Select all lines in the records that include "image".

Dataset items:
···

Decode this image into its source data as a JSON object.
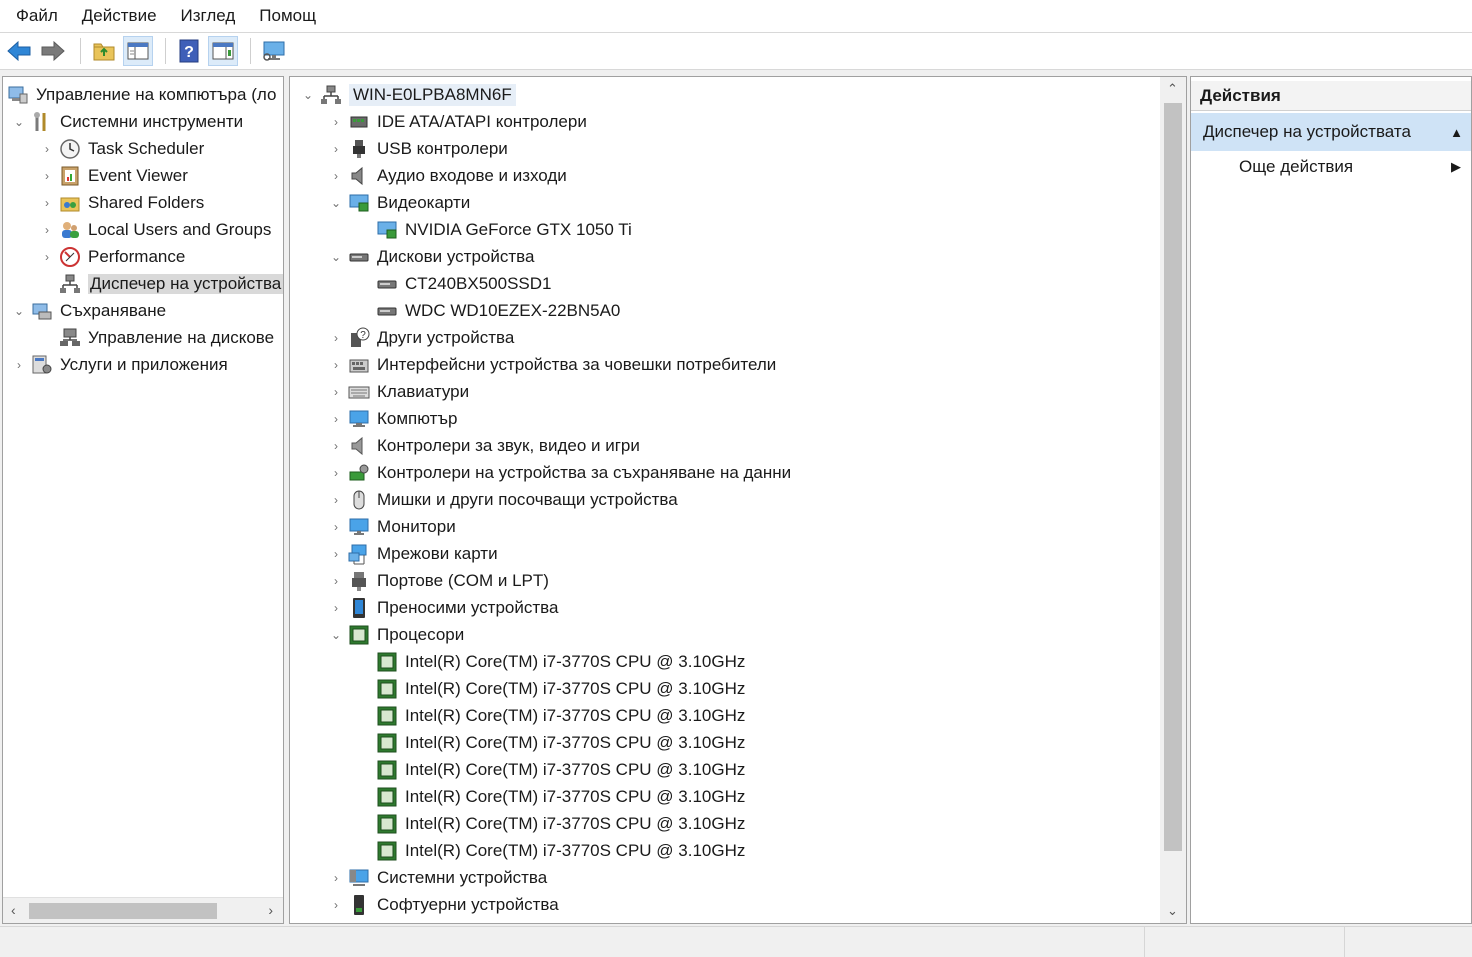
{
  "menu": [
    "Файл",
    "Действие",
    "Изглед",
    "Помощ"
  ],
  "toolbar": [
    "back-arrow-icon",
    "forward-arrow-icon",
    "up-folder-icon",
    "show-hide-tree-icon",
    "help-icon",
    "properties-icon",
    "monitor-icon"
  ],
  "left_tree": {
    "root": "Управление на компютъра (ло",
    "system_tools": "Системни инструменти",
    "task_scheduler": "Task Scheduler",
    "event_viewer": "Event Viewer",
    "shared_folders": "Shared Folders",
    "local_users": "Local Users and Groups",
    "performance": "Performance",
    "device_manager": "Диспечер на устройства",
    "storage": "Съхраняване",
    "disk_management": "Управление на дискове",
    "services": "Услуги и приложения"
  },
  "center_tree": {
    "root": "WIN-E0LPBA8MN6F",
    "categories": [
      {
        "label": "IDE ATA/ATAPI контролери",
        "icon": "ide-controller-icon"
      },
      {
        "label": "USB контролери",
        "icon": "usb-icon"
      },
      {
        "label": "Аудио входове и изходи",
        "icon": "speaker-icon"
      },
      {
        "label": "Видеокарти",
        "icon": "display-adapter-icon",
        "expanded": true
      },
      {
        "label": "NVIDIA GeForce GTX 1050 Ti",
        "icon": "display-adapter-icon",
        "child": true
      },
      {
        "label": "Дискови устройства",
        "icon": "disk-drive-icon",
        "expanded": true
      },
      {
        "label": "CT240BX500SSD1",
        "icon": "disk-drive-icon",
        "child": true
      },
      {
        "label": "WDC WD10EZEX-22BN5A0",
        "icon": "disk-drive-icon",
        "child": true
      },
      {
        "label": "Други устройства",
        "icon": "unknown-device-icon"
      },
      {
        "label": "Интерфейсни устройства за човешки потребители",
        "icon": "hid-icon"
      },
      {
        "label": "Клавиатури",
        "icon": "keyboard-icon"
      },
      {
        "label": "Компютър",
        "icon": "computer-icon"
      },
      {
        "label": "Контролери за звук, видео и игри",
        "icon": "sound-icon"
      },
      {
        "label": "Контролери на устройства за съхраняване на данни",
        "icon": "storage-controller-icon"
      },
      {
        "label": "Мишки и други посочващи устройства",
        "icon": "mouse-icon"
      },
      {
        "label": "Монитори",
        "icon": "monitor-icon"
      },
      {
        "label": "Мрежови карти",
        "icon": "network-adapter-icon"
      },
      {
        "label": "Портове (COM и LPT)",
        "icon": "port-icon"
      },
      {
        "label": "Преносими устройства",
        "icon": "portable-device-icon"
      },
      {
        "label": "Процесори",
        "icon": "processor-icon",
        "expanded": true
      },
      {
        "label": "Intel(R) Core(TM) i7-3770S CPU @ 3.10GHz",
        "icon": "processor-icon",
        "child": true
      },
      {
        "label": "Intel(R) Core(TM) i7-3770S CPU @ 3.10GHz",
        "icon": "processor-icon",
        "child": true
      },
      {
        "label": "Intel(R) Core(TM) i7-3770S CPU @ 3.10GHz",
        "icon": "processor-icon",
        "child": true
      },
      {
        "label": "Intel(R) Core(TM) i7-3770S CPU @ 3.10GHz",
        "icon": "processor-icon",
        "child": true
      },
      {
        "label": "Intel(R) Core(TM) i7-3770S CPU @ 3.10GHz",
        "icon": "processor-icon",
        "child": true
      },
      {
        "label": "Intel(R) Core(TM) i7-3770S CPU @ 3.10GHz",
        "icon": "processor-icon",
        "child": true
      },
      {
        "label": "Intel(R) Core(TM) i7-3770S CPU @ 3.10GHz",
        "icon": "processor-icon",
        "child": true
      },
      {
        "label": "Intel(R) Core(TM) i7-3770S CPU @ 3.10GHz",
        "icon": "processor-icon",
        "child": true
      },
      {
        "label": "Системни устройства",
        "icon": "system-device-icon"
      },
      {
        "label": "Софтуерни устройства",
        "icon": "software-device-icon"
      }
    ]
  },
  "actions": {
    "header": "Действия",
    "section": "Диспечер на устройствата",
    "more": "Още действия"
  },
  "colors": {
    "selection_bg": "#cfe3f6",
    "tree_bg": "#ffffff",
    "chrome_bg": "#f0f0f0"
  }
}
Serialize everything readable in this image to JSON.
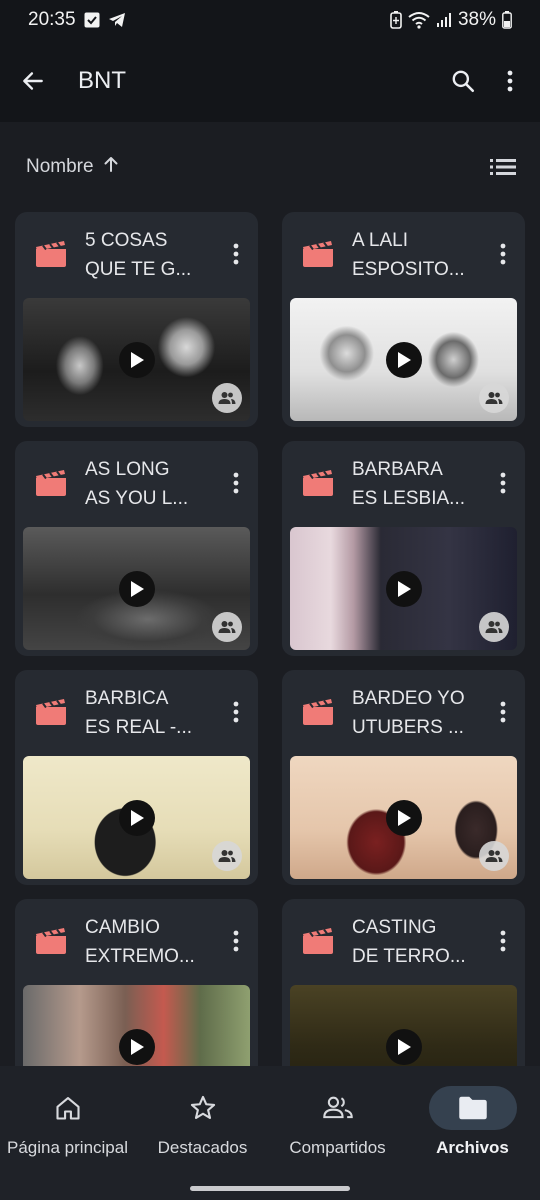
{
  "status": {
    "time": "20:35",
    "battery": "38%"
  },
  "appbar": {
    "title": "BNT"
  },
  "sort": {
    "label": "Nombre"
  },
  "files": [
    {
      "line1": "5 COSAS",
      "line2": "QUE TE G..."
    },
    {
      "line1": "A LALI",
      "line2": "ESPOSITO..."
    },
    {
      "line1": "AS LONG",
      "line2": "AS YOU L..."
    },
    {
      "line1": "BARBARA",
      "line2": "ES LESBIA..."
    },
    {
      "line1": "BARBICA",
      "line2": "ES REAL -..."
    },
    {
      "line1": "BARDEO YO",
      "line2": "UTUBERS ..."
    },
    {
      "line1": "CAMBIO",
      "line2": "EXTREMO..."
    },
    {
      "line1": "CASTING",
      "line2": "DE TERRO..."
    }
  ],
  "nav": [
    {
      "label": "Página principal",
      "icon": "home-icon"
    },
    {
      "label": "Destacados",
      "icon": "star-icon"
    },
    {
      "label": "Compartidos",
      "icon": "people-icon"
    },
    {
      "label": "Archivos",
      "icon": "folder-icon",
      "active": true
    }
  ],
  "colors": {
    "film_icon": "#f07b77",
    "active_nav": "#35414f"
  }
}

···

■ RESPONSE BELOW:
Decode this image into its source data as a JSON object.
Serialize everything readable in this image to JSON.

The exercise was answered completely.